Records for this task —
□ □ □

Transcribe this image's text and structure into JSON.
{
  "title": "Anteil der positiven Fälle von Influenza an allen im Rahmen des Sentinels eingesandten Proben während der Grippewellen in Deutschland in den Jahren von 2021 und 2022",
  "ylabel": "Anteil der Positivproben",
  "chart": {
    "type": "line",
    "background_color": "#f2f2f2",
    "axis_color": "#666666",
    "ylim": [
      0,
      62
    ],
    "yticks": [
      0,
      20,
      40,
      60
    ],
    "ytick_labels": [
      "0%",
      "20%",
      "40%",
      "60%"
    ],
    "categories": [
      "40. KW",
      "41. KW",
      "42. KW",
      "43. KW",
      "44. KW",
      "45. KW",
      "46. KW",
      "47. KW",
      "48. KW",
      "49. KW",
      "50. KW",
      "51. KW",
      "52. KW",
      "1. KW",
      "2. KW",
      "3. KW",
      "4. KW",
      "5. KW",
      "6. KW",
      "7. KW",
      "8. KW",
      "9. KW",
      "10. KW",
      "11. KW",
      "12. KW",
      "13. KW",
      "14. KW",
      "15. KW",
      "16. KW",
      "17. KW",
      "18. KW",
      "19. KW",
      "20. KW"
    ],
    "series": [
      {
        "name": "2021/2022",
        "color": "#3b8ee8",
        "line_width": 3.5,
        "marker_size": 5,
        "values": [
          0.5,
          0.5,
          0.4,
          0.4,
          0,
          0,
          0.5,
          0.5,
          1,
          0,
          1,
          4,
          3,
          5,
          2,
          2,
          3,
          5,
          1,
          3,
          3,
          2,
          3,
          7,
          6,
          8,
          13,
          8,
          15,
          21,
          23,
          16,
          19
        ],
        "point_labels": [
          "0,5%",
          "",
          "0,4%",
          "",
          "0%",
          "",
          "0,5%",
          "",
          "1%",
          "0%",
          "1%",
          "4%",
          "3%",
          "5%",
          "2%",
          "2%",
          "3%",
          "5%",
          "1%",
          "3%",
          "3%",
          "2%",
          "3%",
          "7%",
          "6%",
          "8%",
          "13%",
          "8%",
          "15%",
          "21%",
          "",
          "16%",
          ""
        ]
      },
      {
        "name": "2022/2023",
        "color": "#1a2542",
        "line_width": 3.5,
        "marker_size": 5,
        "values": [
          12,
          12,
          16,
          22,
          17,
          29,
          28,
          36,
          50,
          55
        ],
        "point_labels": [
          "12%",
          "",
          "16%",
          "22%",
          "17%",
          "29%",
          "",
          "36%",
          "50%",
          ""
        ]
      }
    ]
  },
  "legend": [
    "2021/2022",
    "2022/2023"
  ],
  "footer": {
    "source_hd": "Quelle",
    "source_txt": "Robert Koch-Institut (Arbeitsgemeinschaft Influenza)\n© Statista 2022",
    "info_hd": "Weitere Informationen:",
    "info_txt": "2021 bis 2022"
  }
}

□ □ □

What you need to do — Repeat the listing exactly, from its first line to its last.

Worked answer —
Transcribe this image's text and structure into JSON.
{
  "title": "Anteil der positiven Fälle von Influenza an allen im Rahmen des Sentinels eingesandten Proben während der Grippewellen in Deutschland in den Jahren von 2021 und 2022",
  "ylabel": "Anteil der Positivproben",
  "chart": {
    "type": "line",
    "background_color": "#f2f2f2",
    "axis_color": "#666666",
    "ylim": [
      0,
      62
    ],
    "yticks": [
      0,
      20,
      40,
      60
    ],
    "ytick_labels": [
      "0%",
      "20%",
      "40%",
      "60%"
    ],
    "categories": [
      "40. KW",
      "41. KW",
      "42. KW",
      "43. KW",
      "44. KW",
      "45. KW",
      "46. KW",
      "47. KW",
      "48. KW",
      "49. KW",
      "50. KW",
      "51. KW",
      "52. KW",
      "1. KW",
      "2. KW",
      "3. KW",
      "4. KW",
      "5. KW",
      "6. KW",
      "7. KW",
      "8. KW",
      "9. KW",
      "10. KW",
      "11. KW",
      "12. KW",
      "13. KW",
      "14. KW",
      "15. KW",
      "16. KW",
      "17. KW",
      "18. KW",
      "19. KW",
      "20. KW"
    ],
    "series": [
      {
        "name": "2021/2022",
        "color": "#3b8ee8",
        "line_width": 3.5,
        "marker_size": 5,
        "values": [
          0.5,
          0.5,
          0.4,
          0.4,
          0,
          0,
          0.5,
          0.5,
          1,
          0,
          1,
          4,
          3,
          5,
          2,
          2,
          3,
          5,
          1,
          3,
          3,
          2,
          3,
          7,
          6,
          8,
          13,
          8,
          15,
          21,
          23,
          16,
          19
        ],
        "point_labels": [
          "0,5%",
          "",
          "0,4%",
          "",
          "0%",
          "",
          "0,5%",
          "",
          "1%",
          "0%",
          "1%",
          "4%",
          "3%",
          "5%",
          "2%",
          "2%",
          "3%",
          "5%",
          "1%",
          "3%",
          "3%",
          "2%",
          "3%",
          "7%",
          "6%",
          "8%",
          "13%",
          "8%",
          "15%",
          "21%",
          "",
          "16%",
          ""
        ]
      },
      {
        "name": "2022/2023",
        "color": "#1a2542",
        "line_width": 3.5,
        "marker_size": 5,
        "values": [
          12,
          12,
          16,
          22,
          17,
          29,
          28,
          36,
          50,
          55
        ],
        "point_labels": [
          "12%",
          "",
          "16%",
          "22%",
          "17%",
          "29%",
          "",
          "36%",
          "50%",
          ""
        ]
      }
    ]
  },
  "legend": [
    "2021/2022",
    "2022/2023"
  ],
  "footer": {
    "source_hd": "Quelle",
    "source_txt": "Robert Koch-Institut (Arbeitsgemeinschaft Influenza)\n© Statista 2022",
    "info_hd": "Weitere Informationen:",
    "info_txt": "2021 bis 2022"
  }
}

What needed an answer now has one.